[Begin Input]
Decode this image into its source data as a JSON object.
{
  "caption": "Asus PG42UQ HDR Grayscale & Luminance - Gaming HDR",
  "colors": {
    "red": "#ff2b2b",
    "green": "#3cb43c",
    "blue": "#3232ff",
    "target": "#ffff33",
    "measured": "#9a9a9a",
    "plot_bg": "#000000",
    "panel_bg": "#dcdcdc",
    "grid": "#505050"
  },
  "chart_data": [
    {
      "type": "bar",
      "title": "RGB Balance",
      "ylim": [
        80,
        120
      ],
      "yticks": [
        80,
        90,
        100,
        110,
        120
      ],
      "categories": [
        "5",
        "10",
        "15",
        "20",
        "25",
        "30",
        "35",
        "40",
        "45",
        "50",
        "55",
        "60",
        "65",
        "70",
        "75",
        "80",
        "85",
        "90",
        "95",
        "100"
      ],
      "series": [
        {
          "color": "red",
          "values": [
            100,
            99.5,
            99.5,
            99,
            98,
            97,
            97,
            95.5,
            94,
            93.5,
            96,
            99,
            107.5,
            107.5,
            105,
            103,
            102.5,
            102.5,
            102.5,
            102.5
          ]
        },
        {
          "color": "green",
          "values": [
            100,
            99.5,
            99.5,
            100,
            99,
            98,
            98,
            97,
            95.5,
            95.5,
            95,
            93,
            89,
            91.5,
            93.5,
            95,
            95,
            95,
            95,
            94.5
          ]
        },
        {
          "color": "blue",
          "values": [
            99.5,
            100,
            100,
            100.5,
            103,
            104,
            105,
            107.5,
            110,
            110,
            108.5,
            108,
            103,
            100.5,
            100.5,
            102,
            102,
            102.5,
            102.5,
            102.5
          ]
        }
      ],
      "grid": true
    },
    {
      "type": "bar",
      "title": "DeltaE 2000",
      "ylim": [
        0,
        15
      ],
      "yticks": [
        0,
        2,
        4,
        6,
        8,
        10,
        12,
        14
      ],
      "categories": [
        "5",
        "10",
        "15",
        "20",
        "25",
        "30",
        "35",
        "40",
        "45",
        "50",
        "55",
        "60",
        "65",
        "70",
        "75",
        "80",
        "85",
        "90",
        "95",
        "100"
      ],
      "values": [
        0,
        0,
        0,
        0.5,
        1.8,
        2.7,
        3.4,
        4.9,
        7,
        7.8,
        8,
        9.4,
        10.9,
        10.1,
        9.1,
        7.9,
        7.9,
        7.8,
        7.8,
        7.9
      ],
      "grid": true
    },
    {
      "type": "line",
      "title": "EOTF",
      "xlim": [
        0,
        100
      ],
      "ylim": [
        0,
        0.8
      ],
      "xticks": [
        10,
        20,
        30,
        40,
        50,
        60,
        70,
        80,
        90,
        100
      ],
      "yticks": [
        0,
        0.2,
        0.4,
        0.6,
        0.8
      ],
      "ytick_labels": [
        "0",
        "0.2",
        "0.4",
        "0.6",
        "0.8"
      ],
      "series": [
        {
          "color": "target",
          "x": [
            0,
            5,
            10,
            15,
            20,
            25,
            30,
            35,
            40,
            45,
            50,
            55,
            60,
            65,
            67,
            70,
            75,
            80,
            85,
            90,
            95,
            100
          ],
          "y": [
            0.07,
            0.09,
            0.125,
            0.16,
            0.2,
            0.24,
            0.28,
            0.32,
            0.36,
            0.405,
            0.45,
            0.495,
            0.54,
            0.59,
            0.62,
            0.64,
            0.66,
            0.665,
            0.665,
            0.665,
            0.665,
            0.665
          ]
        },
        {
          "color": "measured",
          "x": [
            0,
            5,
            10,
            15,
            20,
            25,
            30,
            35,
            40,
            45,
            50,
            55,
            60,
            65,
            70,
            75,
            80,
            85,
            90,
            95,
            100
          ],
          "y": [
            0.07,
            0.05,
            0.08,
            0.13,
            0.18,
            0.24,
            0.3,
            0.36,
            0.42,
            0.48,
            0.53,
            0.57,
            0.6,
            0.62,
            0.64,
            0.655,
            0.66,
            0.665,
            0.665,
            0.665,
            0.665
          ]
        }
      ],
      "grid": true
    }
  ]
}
[End Input]
## Exercise instructions
Output the lines above verbatim and in full.

## Expected answer
Decode this image into its source data as a JSON object.
{
  "caption": "Asus PG42UQ HDR Grayscale & Luminance - Gaming HDR",
  "colors": {
    "red": "#ff2b2b",
    "green": "#3cb43c",
    "blue": "#3232ff",
    "target": "#ffff33",
    "measured": "#9a9a9a",
    "plot_bg": "#000000",
    "panel_bg": "#dcdcdc",
    "grid": "#505050"
  },
  "chart_data": [
    {
      "type": "bar",
      "title": "RGB Balance",
      "ylim": [
        80,
        120
      ],
      "yticks": [
        80,
        90,
        100,
        110,
        120
      ],
      "categories": [
        "5",
        "10",
        "15",
        "20",
        "25",
        "30",
        "35",
        "40",
        "45",
        "50",
        "55",
        "60",
        "65",
        "70",
        "75",
        "80",
        "85",
        "90",
        "95",
        "100"
      ],
      "series": [
        {
          "color": "red",
          "values": [
            100,
            99.5,
            99.5,
            99,
            98,
            97,
            97,
            95.5,
            94,
            93.5,
            96,
            99,
            107.5,
            107.5,
            105,
            103,
            102.5,
            102.5,
            102.5,
            102.5
          ]
        },
        {
          "color": "green",
          "values": [
            100,
            99.5,
            99.5,
            100,
            99,
            98,
            98,
            97,
            95.5,
            95.5,
            95,
            93,
            89,
            91.5,
            93.5,
            95,
            95,
            95,
            95,
            94.5
          ]
        },
        {
          "color": "blue",
          "values": [
            99.5,
            100,
            100,
            100.5,
            103,
            104,
            105,
            107.5,
            110,
            110,
            108.5,
            108,
            103,
            100.5,
            100.5,
            102,
            102,
            102.5,
            102.5,
            102.5
          ]
        }
      ],
      "grid": true
    },
    {
      "type": "bar",
      "title": "DeltaE 2000",
      "ylim": [
        0,
        15
      ],
      "yticks": [
        0,
        2,
        4,
        6,
        8,
        10,
        12,
        14
      ],
      "categories": [
        "5",
        "10",
        "15",
        "20",
        "25",
        "30",
        "35",
        "40",
        "45",
        "50",
        "55",
        "60",
        "65",
        "70",
        "75",
        "80",
        "85",
        "90",
        "95",
        "100"
      ],
      "values": [
        0,
        0,
        0,
        0.5,
        1.8,
        2.7,
        3.4,
        4.9,
        7,
        7.8,
        8,
        9.4,
        10.9,
        10.1,
        9.1,
        7.9,
        7.9,
        7.8,
        7.8,
        7.9
      ],
      "grid": true
    },
    {
      "type": "line",
      "title": "EOTF",
      "xlim": [
        0,
        100
      ],
      "ylim": [
        0,
        0.8
      ],
      "xticks": [
        10,
        20,
        30,
        40,
        50,
        60,
        70,
        80,
        90,
        100
      ],
      "yticks": [
        0,
        0.2,
        0.4,
        0.6,
        0.8
      ],
      "ytick_labels": [
        "0",
        "0.2",
        "0.4",
        "0.6",
        "0.8"
      ],
      "series": [
        {
          "color": "target",
          "x": [
            0,
            5,
            10,
            15,
            20,
            25,
            30,
            35,
            40,
            45,
            50,
            55,
            60,
            65,
            67,
            70,
            75,
            80,
            85,
            90,
            95,
            100
          ],
          "y": [
            0.07,
            0.09,
            0.125,
            0.16,
            0.2,
            0.24,
            0.28,
            0.32,
            0.36,
            0.405,
            0.45,
            0.495,
            0.54,
            0.59,
            0.62,
            0.64,
            0.66,
            0.665,
            0.665,
            0.665,
            0.665,
            0.665
          ]
        },
        {
          "color": "measured",
          "x": [
            0,
            5,
            10,
            15,
            20,
            25,
            30,
            35,
            40,
            45,
            50,
            55,
            60,
            65,
            70,
            75,
            80,
            85,
            90,
            95,
            100
          ],
          "y": [
            0.07,
            0.05,
            0.08,
            0.13,
            0.18,
            0.24,
            0.3,
            0.36,
            0.42,
            0.48,
            0.53,
            0.57,
            0.6,
            0.62,
            0.64,
            0.655,
            0.66,
            0.665,
            0.665,
            0.665,
            0.665
          ]
        }
      ],
      "grid": true
    }
  ]
}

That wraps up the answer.